_SET TASKS_
A: From the interview, repeat the passage that starts with "The situation in" and goes on through "navigate the transformation?".
B: Condense the paragraph of the interview that begins "I wrote Breakup in the aftermath of my divorce" into a shorter version that keeps its main facts.

_SOURCE_
>>>
Africa and After

Is there any connection between mathematics and war reporting? Perhaps. 
Anjan, Lewis Mudge and General Kalil, who was fleeing the war in 2013.
Anjan, Lewis Mudge and General Kalil, who was fleeing the war in 2013.

IIT-Madras and Yale-trained mathematician Anjan Sundaram is a chronicler of war in African nations. His reportage is driven by the most basic of journalistic instincts – why would the world’s deadliest conflicts go unreported in large sections of the media? Born in 1983 in Ranchi, Sundaram’s debut book, Stringer: A Reporter’s Journey in the Congo (2013), is an account of a reporter whose endeavour is to capture the punishing reality of a lawless country.

His second book, Bad News: Last Journalists in a Dictatorship (2016), documents the persecution of journalists in Rwanda. Breakup: A Marriage in Wartime, his latest, brings to the fore genocidal killings in Central African Republic and the personal cost he paid to be a witness and to uncover the truth. Is there any connection between mathematics and war reporting? Perhaps. 

Excerpts of his conversation with TMS:
 
How did Breakup: A Marriage In Wartime happen? Did the idea come from your years of reporting from Africa?

I wrote Breakup in the aftermath of my divorce, the birth of my daughter, and my reporting in the Central African Republic. The three were inextricably linked: my becoming a father, seeking out the Central African war after I heard rumours of genocidal killings about to begin there, and leaving home in rural Canada, where I was living at the time with my new family. Unlike my two other books, Breakup took nearly nine years to publish. It took me time to get over my marriage and write about its beauty. I thought I would spend the rest of my life with my now ex-wife, Nat. I had chosen to have a child with her. I wanted to write about the beauty of what we had shared without showing any resentment about what I had lost. This took time, discipline, and a great deal of reflection. 

The situation in the Central African Republic forms the backdrop of your book. Your life at Shippagan in Canada is a contrast through. How did you manage to navigate the transformation?
Home is a vital place in the mind of a war reporter. In the Central African Republic, my journeys were typically structured like this: I would hear about a massacre, but vaguely. It would be hard to know who had killed whom, why, where exactly, and for what reason. I would only know that people -- sometimes a lot of people -- had been killed. And so I would set out to get as close as I could to that place, so I could learn more about it and report on it. I made this journey with great humility: I had to be willing to turn back at any time or wait a couple of days before moving forward. In each village -- at every tea stall or restaurant -- I asked locals if it was safe to move ahead. If they expressed any doubt, I had to wait. It is part of my job to be extremely careful in this way. And psychologically, home in Shippagan needed to exist as a place I could return to happily. I needed to know --  even if I didn’t do it -- that I could return home and be content there. This is why I juxtapose family and the war in this story of war correspondence. Both are important.

What is it like to be a witness to a war crime and subsequent humanitarian crisis? How does it affect a witness? Psychologically, emotionally?
<<<
Rows from a layout dataset
>>>
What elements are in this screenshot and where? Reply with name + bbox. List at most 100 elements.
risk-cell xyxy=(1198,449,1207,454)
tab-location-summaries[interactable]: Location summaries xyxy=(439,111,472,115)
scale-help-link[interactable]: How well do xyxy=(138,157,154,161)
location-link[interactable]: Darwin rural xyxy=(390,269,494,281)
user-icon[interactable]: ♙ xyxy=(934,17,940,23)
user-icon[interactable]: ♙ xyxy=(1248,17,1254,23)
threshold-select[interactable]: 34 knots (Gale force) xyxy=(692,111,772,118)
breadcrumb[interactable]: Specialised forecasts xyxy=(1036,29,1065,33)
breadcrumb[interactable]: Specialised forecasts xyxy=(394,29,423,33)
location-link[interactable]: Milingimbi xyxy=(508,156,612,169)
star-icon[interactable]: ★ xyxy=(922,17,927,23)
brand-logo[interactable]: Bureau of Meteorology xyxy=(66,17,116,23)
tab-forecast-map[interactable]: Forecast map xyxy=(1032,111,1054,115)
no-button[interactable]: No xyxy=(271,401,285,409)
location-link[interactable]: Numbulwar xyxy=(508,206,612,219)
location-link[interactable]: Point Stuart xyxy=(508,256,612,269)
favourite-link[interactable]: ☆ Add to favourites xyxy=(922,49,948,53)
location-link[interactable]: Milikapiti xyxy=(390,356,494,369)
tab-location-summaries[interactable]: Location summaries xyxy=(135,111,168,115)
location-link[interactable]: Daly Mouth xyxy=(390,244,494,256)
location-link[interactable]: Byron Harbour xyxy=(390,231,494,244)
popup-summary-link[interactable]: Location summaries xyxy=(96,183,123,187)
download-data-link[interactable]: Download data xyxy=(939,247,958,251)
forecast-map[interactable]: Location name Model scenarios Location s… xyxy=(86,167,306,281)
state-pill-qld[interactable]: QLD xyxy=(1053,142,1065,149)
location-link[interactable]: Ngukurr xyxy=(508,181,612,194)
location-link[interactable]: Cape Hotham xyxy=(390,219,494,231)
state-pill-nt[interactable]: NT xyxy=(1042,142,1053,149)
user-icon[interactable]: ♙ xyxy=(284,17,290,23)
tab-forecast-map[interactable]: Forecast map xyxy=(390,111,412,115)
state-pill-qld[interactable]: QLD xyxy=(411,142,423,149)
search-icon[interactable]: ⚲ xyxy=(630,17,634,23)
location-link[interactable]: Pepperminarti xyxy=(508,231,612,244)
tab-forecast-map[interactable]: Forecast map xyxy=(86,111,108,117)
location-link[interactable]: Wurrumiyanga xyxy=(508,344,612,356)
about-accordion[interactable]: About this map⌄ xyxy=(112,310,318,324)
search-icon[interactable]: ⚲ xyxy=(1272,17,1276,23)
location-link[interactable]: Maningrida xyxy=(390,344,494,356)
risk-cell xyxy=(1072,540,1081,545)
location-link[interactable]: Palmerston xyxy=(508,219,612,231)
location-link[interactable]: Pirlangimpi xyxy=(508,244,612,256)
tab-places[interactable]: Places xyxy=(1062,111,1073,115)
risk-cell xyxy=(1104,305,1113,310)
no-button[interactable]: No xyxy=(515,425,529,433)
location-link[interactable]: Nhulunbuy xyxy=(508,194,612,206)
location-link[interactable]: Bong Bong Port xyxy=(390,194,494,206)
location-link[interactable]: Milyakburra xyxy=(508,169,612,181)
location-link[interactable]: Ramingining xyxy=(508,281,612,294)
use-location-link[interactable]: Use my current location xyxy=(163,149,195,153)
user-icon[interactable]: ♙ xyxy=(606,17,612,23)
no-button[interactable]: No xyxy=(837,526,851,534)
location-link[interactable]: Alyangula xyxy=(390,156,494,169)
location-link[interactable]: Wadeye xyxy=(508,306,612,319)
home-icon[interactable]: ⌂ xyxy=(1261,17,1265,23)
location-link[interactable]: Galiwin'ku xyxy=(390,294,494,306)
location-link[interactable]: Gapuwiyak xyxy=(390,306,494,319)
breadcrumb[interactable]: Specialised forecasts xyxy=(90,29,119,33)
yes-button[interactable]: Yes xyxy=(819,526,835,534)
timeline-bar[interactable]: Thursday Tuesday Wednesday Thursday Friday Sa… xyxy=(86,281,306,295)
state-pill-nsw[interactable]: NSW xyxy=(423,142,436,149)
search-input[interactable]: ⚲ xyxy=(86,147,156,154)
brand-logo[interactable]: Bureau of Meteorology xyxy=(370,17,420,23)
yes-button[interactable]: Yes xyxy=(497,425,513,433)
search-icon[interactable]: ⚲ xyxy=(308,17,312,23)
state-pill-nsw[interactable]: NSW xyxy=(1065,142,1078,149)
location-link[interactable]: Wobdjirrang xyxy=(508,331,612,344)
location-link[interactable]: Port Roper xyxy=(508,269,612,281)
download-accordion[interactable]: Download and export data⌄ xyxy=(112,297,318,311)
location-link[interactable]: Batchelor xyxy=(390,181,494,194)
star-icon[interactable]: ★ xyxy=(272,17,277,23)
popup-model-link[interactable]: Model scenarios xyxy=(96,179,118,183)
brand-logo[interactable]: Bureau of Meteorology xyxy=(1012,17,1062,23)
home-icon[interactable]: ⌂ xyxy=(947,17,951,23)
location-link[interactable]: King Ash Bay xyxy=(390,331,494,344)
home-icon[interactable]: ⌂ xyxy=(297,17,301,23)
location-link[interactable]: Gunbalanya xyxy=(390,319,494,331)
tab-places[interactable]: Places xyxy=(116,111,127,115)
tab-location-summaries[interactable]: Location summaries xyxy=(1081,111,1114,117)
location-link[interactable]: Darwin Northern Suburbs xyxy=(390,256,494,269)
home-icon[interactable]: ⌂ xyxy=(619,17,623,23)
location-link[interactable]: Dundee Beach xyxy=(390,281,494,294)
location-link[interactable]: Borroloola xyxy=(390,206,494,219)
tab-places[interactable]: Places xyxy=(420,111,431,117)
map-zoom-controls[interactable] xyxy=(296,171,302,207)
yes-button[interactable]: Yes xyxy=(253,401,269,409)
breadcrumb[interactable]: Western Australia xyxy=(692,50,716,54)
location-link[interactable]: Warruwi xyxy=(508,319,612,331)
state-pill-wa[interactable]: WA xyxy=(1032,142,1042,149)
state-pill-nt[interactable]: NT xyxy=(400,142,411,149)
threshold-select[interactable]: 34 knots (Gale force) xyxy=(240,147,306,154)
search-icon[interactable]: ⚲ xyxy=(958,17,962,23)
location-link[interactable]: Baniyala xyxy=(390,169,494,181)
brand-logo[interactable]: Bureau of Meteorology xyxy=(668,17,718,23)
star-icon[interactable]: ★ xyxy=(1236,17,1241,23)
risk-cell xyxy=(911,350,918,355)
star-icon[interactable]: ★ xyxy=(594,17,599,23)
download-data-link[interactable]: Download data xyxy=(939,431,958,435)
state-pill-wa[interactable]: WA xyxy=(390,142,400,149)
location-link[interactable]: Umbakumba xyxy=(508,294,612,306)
<<<
_EXERCISE RESULTS_
A:
The situation in the Central African Republic forms the backdrop of your book. Your life at Shippagan in Canada is a contrast through. How did you manage to navigate the transformation?

B: I wrote Breakup after three closely linked events: my divorce, the birth of my daughter, and my reporting in the Central African Republic. I became a father, went looking for the Central African war after hearing rumours of genocidal killings about to begin, and left home in rural Canada, where I lived with my new family. Unlike my other two books, Breakup took nearly nine years to publish. I had expected to spend my life with my now ex-wife, Nat, and had chosen to have a child with her. I needed time, discipline and reflection to write about the beauty we had shared without resentment over what I had lost.